(Exercise inputs)
* BEGIN *

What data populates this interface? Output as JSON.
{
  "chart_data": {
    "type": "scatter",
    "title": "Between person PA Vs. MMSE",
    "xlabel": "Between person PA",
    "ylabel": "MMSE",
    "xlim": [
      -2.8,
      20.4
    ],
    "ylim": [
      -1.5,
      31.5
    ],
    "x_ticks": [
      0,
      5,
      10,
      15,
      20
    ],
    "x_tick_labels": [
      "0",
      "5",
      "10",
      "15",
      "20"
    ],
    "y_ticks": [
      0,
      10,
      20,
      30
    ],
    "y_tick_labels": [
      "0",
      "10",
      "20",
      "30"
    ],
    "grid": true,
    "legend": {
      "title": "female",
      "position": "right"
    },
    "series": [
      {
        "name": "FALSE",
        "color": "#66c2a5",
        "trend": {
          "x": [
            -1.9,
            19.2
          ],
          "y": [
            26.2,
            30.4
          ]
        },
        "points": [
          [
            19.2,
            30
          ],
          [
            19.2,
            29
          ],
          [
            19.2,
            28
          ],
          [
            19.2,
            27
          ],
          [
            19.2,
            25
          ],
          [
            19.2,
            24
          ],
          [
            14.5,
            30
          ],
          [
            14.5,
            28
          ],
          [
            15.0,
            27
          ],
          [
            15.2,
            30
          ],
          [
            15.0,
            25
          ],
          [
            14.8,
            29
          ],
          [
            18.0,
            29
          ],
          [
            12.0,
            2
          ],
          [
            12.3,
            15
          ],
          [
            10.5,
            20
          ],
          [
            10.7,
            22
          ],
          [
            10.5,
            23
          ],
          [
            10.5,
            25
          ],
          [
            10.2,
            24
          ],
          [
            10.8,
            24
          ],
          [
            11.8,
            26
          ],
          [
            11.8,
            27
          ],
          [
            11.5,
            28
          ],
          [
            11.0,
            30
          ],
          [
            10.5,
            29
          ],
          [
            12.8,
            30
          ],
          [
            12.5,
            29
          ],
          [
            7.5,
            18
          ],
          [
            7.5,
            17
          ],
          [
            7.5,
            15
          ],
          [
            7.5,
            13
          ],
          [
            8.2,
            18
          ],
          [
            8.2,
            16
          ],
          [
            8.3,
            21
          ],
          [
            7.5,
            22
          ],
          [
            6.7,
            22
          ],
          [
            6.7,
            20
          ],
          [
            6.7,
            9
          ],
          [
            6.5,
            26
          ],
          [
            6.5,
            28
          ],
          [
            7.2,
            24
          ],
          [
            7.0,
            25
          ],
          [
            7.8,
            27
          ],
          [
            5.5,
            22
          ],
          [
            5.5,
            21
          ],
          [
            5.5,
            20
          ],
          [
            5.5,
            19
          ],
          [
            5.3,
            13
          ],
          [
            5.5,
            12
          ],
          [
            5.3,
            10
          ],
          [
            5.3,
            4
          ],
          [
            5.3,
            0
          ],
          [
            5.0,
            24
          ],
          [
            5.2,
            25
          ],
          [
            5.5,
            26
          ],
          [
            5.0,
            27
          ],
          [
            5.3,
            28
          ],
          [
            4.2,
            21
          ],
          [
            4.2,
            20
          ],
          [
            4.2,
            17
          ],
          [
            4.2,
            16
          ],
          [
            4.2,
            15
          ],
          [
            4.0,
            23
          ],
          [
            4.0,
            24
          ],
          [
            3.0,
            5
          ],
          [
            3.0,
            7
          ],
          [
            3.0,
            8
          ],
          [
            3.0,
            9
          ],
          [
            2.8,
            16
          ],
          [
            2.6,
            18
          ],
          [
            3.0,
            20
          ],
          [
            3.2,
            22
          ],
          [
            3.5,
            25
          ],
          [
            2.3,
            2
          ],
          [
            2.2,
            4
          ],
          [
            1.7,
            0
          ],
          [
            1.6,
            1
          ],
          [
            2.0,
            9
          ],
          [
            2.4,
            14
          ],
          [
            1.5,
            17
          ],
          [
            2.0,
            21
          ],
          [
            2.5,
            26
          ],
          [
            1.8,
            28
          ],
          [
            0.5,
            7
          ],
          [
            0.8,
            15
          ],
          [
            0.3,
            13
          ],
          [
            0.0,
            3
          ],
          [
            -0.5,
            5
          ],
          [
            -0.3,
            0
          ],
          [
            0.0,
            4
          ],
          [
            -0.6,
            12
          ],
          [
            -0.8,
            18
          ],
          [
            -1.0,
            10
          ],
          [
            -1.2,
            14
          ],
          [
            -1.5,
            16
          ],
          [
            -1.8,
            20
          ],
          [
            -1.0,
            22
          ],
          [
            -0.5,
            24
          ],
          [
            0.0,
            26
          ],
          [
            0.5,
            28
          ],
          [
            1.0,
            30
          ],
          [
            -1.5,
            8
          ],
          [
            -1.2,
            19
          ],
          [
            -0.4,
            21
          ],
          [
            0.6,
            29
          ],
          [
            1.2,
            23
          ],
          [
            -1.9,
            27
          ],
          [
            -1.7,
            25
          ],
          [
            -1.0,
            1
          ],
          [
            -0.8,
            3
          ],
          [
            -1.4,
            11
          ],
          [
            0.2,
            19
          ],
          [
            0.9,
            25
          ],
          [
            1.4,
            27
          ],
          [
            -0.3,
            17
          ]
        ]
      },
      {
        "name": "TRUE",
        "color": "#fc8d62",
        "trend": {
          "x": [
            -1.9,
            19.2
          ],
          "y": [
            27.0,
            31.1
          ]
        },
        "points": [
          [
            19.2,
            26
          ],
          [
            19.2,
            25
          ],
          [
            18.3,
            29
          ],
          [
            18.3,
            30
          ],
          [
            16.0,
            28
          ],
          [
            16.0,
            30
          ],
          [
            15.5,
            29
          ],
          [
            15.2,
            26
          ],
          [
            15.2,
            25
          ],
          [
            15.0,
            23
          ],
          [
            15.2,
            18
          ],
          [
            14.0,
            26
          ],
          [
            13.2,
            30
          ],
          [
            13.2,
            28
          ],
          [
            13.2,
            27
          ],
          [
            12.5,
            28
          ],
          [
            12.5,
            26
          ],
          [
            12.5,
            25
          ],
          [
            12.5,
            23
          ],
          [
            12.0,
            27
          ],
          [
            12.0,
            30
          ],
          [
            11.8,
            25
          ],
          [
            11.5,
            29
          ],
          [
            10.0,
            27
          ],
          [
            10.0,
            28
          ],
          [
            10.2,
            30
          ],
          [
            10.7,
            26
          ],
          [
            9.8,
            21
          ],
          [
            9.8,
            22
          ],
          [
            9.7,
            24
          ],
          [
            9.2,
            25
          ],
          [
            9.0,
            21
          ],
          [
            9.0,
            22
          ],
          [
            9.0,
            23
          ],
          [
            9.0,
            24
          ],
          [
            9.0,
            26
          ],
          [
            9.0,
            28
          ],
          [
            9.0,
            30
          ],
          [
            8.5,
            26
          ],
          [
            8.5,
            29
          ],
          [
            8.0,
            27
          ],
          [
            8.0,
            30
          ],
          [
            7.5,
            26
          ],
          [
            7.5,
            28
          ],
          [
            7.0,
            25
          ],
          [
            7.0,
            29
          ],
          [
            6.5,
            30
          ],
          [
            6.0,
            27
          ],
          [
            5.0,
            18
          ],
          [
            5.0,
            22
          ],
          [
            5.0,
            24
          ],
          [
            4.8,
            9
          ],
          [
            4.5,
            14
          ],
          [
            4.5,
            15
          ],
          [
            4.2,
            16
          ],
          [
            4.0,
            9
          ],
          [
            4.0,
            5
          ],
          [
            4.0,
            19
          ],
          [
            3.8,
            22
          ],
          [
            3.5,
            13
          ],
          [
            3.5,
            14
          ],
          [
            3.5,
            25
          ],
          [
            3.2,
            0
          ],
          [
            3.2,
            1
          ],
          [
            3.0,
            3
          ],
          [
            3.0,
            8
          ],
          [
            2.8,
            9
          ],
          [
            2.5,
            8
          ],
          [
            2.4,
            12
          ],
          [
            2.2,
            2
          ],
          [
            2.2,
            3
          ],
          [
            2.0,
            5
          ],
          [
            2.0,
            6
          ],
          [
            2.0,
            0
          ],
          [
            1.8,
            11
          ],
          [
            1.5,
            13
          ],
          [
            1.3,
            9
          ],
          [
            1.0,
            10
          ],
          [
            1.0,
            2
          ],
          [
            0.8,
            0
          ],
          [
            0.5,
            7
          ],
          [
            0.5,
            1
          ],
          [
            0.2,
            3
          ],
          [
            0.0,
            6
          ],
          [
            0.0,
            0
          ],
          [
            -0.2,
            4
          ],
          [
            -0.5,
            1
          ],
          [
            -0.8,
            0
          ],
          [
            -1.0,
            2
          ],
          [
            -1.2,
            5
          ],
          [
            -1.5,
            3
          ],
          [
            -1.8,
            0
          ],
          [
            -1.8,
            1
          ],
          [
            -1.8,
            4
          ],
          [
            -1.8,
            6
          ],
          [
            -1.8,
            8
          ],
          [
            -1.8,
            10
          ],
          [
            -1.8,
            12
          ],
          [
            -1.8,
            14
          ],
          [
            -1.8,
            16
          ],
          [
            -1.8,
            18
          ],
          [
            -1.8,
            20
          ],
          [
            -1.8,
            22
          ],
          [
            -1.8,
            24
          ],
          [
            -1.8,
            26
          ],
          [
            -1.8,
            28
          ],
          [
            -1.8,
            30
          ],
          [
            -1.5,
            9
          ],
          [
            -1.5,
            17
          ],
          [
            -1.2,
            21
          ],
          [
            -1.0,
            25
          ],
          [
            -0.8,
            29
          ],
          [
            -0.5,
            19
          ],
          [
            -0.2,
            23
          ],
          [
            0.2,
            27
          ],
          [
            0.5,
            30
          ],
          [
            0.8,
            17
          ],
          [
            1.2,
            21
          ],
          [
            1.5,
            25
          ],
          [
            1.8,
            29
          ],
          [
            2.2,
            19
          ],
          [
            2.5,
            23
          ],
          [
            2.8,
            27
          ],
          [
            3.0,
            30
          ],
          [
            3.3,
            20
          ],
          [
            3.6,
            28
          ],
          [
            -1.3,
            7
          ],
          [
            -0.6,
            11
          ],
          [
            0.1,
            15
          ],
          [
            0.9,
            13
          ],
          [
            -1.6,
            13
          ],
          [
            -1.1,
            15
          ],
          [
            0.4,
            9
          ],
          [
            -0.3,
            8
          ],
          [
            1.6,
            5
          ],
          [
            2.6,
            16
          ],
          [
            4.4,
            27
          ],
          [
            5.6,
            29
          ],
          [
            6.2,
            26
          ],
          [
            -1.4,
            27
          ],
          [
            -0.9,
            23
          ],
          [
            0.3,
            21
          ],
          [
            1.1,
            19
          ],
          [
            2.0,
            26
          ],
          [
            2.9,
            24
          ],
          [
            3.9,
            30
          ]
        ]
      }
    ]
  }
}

* END *

Identify each line in the records above that contains the word "title", and copy it out in full.

(Written solution)
    "title": "Between person PA Vs. MMSE",
      "title": "female",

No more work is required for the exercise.